• [DIRECTIONS]: The job is to output each record again, character for character.

• [Items from a data source]:
• • • • • • •
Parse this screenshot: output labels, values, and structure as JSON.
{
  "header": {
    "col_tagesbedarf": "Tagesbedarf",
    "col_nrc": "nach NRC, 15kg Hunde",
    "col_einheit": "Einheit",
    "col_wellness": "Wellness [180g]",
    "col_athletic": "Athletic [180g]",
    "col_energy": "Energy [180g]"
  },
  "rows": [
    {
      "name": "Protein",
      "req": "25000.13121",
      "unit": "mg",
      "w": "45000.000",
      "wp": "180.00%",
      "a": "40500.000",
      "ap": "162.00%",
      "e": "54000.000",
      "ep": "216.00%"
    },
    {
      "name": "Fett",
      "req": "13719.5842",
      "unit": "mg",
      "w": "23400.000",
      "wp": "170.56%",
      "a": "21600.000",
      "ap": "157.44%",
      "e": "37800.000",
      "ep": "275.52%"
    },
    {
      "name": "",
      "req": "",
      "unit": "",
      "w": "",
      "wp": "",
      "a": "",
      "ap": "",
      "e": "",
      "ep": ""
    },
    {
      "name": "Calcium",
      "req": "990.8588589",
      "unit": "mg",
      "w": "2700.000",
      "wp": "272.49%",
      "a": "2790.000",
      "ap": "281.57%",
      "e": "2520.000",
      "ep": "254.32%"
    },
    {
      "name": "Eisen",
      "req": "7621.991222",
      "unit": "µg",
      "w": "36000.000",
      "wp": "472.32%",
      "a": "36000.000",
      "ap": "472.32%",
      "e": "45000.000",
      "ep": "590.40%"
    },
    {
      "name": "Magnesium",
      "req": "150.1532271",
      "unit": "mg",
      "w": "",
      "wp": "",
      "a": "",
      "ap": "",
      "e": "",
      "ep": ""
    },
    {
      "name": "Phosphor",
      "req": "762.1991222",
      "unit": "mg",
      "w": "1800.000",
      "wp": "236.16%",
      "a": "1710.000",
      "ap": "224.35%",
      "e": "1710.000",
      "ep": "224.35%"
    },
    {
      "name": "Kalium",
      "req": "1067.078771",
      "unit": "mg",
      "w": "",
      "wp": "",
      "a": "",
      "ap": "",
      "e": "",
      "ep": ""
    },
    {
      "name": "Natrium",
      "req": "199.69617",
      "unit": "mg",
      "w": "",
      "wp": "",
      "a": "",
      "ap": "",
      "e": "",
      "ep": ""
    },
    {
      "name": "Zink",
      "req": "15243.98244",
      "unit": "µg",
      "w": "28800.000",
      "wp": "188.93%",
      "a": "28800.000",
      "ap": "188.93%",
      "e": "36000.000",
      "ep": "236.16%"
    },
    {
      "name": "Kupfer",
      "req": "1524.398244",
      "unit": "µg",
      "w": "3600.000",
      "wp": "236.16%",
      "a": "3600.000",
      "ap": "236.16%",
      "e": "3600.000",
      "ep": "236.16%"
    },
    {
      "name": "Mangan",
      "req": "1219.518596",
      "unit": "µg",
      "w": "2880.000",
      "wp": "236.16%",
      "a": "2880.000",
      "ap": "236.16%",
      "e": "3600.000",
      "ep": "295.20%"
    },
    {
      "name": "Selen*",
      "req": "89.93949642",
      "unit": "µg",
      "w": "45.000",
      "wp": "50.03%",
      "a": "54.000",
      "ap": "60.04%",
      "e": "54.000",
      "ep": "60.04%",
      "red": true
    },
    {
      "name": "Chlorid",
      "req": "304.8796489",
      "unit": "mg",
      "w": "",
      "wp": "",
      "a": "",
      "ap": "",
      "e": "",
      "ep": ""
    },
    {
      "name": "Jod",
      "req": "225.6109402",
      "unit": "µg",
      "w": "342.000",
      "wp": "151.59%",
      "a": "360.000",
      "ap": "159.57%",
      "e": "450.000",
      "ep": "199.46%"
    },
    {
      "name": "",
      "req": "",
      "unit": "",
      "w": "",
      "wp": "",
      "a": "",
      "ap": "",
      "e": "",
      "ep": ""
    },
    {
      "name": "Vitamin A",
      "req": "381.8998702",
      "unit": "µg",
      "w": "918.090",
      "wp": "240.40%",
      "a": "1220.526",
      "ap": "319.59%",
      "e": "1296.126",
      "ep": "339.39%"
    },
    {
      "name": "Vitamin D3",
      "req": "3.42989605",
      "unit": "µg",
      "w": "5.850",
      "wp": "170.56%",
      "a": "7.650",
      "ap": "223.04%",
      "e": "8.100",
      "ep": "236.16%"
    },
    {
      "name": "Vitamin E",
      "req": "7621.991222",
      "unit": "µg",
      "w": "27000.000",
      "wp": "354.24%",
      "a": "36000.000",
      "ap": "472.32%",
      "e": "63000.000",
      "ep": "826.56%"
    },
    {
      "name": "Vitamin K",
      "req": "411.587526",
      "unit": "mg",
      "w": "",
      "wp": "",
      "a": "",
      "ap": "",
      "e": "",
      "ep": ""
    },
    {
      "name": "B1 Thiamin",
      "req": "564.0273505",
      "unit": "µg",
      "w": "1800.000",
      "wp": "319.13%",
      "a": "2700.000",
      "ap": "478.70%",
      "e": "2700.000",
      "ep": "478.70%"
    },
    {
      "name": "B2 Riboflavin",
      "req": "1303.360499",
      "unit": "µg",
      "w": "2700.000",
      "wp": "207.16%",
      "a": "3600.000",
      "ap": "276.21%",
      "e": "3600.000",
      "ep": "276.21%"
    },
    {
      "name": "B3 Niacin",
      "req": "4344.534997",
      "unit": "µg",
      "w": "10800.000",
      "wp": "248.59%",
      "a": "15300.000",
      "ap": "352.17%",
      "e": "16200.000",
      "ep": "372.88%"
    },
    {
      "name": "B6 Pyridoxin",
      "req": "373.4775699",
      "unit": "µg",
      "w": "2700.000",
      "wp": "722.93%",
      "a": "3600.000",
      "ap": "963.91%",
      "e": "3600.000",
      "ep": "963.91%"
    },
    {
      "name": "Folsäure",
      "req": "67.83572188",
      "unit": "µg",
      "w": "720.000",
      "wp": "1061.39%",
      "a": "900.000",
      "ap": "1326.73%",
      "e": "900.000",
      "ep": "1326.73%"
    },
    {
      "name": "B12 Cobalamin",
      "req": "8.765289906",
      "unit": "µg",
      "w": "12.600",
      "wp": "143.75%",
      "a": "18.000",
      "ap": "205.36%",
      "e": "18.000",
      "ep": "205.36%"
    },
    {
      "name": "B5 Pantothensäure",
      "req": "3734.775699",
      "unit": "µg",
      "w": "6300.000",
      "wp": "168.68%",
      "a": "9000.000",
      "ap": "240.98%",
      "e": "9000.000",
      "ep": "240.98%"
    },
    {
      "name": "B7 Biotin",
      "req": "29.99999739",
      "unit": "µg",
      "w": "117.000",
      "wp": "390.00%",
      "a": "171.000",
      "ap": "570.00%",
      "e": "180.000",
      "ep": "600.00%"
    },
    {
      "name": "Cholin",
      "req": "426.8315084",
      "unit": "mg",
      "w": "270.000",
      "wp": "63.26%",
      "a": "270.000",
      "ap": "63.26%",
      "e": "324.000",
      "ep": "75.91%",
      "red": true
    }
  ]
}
• • • • • • •
• [TASK ANSWER]:
Parse this screenshot: output labels, values, and structure as JSON.
{
  "header": {
    "col_tagesbedarf": "Tagesbedarf",
    "col_nrc": "nach NRC, 15kg Hunde",
    "col_einheit": "Einheit",
    "col_wellness": "Wellness [180g]",
    "col_athletic": "Athletic [180g]",
    "col_energy": "Energy [180g]"
  },
  "rows": [
    {
      "name": "Protein",
      "req": "25000.13121",
      "unit": "mg",
      "w": "45000.000",
      "wp": "180.00%",
      "a": "40500.000",
      "ap": "162.00%",
      "e": "54000.000",
      "ep": "216.00%"
    },
    {
      "name": "Fett",
      "req": "13719.5842",
      "unit": "mg",
      "w": "23400.000",
      "wp": "170.56%",
      "a": "21600.000",
      "ap": "157.44%",
      "e": "37800.000",
      "ep": "275.52%"
    },
    {
      "name": "",
      "req": "",
      "unit": "",
      "w": "",
      "wp": "",
      "a": "",
      "ap": "",
      "e": "",
      "ep": ""
    },
    {
      "name": "Calcium",
      "req": "990.8588589",
      "unit": "mg",
      "w": "2700.000",
      "wp": "272.49%",
      "a": "2790.000",
      "ap": "281.57%",
      "e": "2520.000",
      "ep": "254.32%"
    },
    {
      "name": "Eisen",
      "req": "7621.991222",
      "unit": "µg",
      "w": "36000.000",
      "wp": "472.32%",
      "a": "36000.000",
      "ap": "472.32%",
      "e": "45000.000",
      "ep": "590.40%"
    },
    {
      "name": "Magnesium",
      "req": "150.1532271",
      "unit": "mg",
      "w": "",
      "wp": "",
      "a": "",
      "ap": "",
      "e": "",
      "ep": ""
    },
    {
      "name": "Phosphor",
      "req": "762.1991222",
      "unit": "mg",
      "w": "1800.000",
      "wp": "236.16%",
      "a": "1710.000",
      "ap": "224.35%",
      "e": "1710.000",
      "ep": "224.35%"
    },
    {
      "name": "Kalium",
      "req": "1067.078771",
      "unit": "mg",
      "w": "",
      "wp": "",
      "a": "",
      "ap": "",
      "e": "",
      "ep": ""
    },
    {
      "name": "Natrium",
      "req": "199.69617",
      "unit": "mg",
      "w": "",
      "wp": "",
      "a": "",
      "ap": "",
      "e": "",
      "ep": ""
    },
    {
      "name": "Zink",
      "req": "15243.98244",
      "unit": "µg",
      "w": "28800.000",
      "wp": "188.93%",
      "a": "28800.000",
      "ap": "188.93%",
      "e": "36000.000",
      "ep": "236.16%"
    },
    {
      "name": "Kupfer",
      "req": "1524.398244",
      "unit": "µg",
      "w": "3600.000",
      "wp": "236.16%",
      "a": "3600.000",
      "ap": "236.16%",
      "e": "3600.000",
      "ep": "236.16%"
    },
    {
      "name": "Mangan",
      "req": "1219.518596",
      "unit": "µg",
      "w": "2880.000",
      "wp": "236.16%",
      "a": "2880.000",
      "ap": "236.16%",
      "e": "3600.000",
      "ep": "295.20%"
    },
    {
      "name": "Selen*",
      "req": "89.93949642",
      "unit": "µg",
      "w": "45.000",
      "wp": "50.03%",
      "a": "54.000",
      "ap": "60.04%",
      "e": "54.000",
      "ep": "60.04%",
      "red": true
    },
    {
      "name": "Chlorid",
      "req": "304.8796489",
      "unit": "mg",
      "w": "",
      "wp": "",
      "a": "",
      "ap": "",
      "e": "",
      "ep": ""
    },
    {
      "name": "Jod",
      "req": "225.6109402",
      "unit": "µg",
      "w": "342.000",
      "wp": "151.59%",
      "a": "360.000",
      "ap": "159.57%",
      "e": "450.000",
      "ep": "199.46%"
    },
    {
      "name": "",
      "req": "",
      "unit": "",
      "w": "",
      "wp": "",
      "a": "",
      "ap": "",
      "e": "",
      "ep": ""
    },
    {
      "name": "Vitamin A",
      "req": "381.8998702",
      "unit": "µg",
      "w": "918.090",
      "wp": "240.40%",
      "a": "1220.526",
      "ap": "319.59%",
      "e": "1296.126",
      "ep": "339.39%"
    },
    {
      "name": "Vitamin D3",
      "req": "3.42989605",
      "unit": "µg",
      "w": "5.850",
      "wp": "170.56%",
      "a": "7.650",
      "ap": "223.04%",
      "e": "8.100",
      "ep": "236.16%"
    },
    {
      "name": "Vitamin E",
      "req": "7621.991222",
      "unit": "µg",
      "w": "27000.000",
      "wp": "354.24%",
      "a": "36000.000",
      "ap": "472.32%",
      "e": "63000.000",
      "ep": "826.56%"
    },
    {
      "name": "Vitamin K",
      "req": "411.587526",
      "unit": "mg",
      "w": "",
      "wp": "",
      "a": "",
      "ap": "",
      "e": "",
      "ep": ""
    },
    {
      "name": "B1 Thiamin",
      "req": "564.0273505",
      "unit": "µg",
      "w": "1800.000",
      "wp": "319.13%",
      "a": "2700.000",
      "ap": "478.70%",
      "e": "2700.000",
      "ep": "478.70%"
    },
    {
      "name": "B2 Riboflavin",
      "req": "1303.360499",
      "unit": "µg",
      "w": "2700.000",
      "wp": "207.16%",
      "a": "3600.000",
      "ap": "276.21%",
      "e": "3600.000",
      "ep": "276.21%"
    },
    {
      "name": "B3 Niacin",
      "req": "4344.534997",
      "unit": "µg",
      "w": "10800.000",
      "wp": "248.59%",
      "a": "15300.000",
      "ap": "352.17%",
      "e": "16200.000",
      "ep": "372.88%"
    },
    {
      "name": "B6 Pyridoxin",
      "req": "373.4775699",
      "unit": "µg",
      "w": "2700.000",
      "wp": "722.93%",
      "a": "3600.000",
      "ap": "963.91%",
      "e": "3600.000",
      "ep": "963.91%"
    },
    {
      "name": "Folsäure",
      "req": "67.83572188",
      "unit": "µg",
      "w": "720.000",
      "wp": "1061.39%",
      "a": "900.000",
      "ap": "1326.73%",
      "e": "900.000",
      "ep": "1326.73%"
    },
    {
      "name": "B12 Cobalamin",
      "req": "8.765289906",
      "unit": "µg",
      "w": "12.600",
      "wp": "143.75%",
      "a": "18.000",
      "ap": "205.36%",
      "e": "18.000",
      "ep": "205.36%"
    },
    {
      "name": "B5 Pantothensäure",
      "req": "3734.775699",
      "unit": "µg",
      "w": "6300.000",
      "wp": "168.68%",
      "a": "9000.000",
      "ap": "240.98%",
      "e": "9000.000",
      "ep": "240.98%"
    },
    {
      "name": "B7 Biotin",
      "req": "29.99999739",
      "unit": "µg",
      "w": "117.000",
      "wp": "390.00%",
      "a": "171.000",
      "ap": "570.00%",
      "e": "180.000",
      "ep": "600.00%"
    },
    {
      "name": "Cholin",
      "req": "426.8315084",
      "unit": "mg",
      "w": "270.000",
      "wp": "63.26%",
      "a": "270.000",
      "ap": "63.26%",
      "e": "324.000",
      "ep": "75.91%",
      "red": true
    }
  ]
}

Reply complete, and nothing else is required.